***** The input *****
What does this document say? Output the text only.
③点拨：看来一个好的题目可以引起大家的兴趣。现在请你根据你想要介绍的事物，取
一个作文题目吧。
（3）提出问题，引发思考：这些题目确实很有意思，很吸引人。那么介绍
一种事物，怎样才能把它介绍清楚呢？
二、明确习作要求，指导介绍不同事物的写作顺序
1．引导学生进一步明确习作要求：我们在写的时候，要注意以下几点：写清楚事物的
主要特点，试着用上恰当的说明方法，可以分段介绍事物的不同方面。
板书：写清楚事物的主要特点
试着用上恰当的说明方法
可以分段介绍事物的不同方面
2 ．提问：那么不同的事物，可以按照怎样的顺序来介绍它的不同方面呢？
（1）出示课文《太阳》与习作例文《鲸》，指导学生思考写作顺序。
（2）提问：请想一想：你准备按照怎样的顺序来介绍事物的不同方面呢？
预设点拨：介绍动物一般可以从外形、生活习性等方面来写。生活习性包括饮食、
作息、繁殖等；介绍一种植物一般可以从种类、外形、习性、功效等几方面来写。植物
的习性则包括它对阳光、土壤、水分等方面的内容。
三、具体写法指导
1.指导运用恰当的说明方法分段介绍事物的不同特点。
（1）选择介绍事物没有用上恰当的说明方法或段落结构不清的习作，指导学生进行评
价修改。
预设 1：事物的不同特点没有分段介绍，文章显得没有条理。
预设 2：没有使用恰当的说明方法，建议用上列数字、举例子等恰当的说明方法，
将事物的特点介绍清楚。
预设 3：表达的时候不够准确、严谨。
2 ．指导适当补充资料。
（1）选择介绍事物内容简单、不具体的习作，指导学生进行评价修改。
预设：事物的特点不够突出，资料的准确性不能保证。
*****
Short exercise: Set all of the records down again, exactly as they stand.

The reply:
What does this document say? Output the text only.
③点拨：看来一个好的题目可以引起大家的兴趣。现在请你根据你想要介绍的事物，取
一个作文题目吧。
（3）提出问题，引发思考：这些题目确实很有意思，很吸引人。那么介绍
一种事物，怎样才能把它介绍清楚呢？
二、明确习作要求，指导介绍不同事物的写作顺序
1．引导学生进一步明确习作要求：我们在写的时候，要注意以下几点：写清楚事物的
主要特点，试着用上恰当的说明方法，可以分段介绍事物的不同方面。
板书：写清楚事物的主要特点
试着用上恰当的说明方法
可以分段介绍事物的不同方面
2 ．提问：那么不同的事物，可以按照怎样的顺序来介绍它的不同方面呢？
（1）出示课文《太阳》与习作例文《鲸》，指导学生思考写作顺序。
（2）提问：请想一想：你准备按照怎样的顺序来介绍事物的不同方面呢？
预设点拨：介绍动物一般可以从外形、生活习性等方面来写。生活习性包括饮食、
作息、繁殖等；介绍一种植物一般可以从种类、外形、习性、功效等几方面来写。植物
的习性则包括它对阳光、土壤、水分等方面的内容。
三、具体写法指导
1.指导运用恰当的说明方法分段介绍事物的不同特点。
（1）选择介绍事物没有用上恰当的说明方法或段落结构不清的习作，指导学生进行评
价修改。
预设 1：事物的不同特点没有分段介绍，文章显得没有条理。
预设 2：没有使用恰当的说明方法，建议用上列数字、举例子等恰当的说明方法，
将事物的特点介绍清楚。
预设 3：表达的时候不够准确、严谨。
2 ．指导适当补充资料。
（1）选择介绍事物内容简单、不具体的习作，指导学生进行评价修改。
预设：事物的特点不够突出，资料的准确性不能保证。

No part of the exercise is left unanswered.